### Provided records
──────────

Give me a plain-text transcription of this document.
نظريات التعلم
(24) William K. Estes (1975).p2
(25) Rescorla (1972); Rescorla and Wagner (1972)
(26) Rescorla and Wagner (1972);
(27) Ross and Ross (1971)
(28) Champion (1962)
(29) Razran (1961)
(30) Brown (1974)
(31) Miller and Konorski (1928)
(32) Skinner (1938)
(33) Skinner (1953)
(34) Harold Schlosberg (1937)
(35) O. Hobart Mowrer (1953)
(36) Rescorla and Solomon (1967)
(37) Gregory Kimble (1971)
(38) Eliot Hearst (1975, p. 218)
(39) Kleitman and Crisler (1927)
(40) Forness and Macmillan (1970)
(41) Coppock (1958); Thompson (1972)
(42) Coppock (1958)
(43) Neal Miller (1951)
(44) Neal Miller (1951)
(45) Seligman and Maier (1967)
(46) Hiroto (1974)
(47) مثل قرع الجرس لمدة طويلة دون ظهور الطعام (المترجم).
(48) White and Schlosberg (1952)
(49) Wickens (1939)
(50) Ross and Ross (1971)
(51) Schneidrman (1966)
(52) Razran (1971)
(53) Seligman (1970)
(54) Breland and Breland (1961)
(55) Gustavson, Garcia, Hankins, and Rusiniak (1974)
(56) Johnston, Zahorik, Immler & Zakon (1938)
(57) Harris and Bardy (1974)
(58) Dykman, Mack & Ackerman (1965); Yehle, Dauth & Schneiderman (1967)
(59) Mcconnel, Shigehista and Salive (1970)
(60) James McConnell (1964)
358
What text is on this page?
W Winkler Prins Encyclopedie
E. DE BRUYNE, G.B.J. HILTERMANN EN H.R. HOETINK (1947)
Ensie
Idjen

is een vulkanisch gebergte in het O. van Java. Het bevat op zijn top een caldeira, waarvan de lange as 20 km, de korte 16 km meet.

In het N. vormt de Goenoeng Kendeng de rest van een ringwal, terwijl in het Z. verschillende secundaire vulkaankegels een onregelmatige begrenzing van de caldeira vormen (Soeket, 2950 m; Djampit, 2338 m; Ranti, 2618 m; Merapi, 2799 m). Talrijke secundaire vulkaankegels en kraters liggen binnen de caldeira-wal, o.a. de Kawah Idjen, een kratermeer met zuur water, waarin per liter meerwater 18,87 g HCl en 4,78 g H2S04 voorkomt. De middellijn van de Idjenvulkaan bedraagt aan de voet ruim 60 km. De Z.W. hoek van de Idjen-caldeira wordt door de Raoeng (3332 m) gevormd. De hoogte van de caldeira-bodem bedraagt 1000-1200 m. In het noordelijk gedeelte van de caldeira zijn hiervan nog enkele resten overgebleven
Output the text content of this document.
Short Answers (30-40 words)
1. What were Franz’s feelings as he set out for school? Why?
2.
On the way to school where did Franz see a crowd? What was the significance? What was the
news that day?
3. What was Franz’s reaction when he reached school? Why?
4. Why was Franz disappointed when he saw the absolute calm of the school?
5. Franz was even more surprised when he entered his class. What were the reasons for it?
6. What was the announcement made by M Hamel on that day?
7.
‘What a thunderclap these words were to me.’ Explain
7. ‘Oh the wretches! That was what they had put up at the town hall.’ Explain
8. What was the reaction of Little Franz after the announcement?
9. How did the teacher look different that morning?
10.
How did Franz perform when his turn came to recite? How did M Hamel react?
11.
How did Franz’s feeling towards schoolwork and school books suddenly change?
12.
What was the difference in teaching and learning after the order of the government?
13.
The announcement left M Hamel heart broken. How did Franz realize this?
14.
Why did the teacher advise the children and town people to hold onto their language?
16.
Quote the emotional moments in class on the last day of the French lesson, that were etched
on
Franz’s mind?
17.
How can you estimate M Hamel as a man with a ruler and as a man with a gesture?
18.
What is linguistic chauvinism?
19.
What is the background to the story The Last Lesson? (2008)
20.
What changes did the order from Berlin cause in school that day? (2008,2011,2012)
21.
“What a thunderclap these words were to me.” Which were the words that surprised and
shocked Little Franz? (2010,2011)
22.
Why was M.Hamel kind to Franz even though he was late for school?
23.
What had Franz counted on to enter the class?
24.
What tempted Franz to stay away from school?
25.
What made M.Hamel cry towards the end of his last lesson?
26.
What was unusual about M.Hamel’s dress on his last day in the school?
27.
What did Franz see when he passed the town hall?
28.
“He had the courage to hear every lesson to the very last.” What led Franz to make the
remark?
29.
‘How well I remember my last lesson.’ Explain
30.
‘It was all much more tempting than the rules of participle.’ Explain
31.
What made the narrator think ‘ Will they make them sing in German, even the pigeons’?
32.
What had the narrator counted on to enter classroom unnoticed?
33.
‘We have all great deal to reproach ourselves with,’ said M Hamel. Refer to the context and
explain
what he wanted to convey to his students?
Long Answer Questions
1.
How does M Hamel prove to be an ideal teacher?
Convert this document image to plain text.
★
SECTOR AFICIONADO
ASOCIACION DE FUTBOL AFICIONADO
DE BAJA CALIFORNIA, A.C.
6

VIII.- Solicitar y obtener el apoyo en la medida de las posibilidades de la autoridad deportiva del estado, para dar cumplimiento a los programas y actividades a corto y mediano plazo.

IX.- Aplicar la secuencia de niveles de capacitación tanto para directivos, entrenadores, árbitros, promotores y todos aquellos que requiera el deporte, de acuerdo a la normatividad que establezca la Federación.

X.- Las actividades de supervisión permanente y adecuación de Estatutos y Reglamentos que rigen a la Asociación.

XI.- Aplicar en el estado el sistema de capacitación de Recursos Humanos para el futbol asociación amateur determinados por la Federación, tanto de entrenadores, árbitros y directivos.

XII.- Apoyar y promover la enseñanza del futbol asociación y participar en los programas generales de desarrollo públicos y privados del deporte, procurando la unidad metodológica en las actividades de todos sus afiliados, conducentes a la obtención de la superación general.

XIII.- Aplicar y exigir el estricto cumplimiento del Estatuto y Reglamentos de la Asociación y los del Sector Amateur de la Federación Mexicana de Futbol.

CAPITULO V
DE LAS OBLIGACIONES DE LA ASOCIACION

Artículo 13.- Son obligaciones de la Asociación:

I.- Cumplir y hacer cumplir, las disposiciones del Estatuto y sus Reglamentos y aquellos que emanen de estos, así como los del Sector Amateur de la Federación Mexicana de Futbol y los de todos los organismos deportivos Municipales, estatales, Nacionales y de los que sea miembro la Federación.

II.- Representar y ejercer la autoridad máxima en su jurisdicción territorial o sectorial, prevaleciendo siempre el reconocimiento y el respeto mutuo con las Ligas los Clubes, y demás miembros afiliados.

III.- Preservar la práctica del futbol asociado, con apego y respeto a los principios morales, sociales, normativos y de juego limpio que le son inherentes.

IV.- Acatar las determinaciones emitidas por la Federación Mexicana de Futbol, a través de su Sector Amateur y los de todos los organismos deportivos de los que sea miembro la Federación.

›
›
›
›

──────────

### Problem requirements
Collect every line above that contains the word "Schlosberg".

### Task solution
(34) Harold Schlosberg (1937)
(48) White and Schlosberg (1952)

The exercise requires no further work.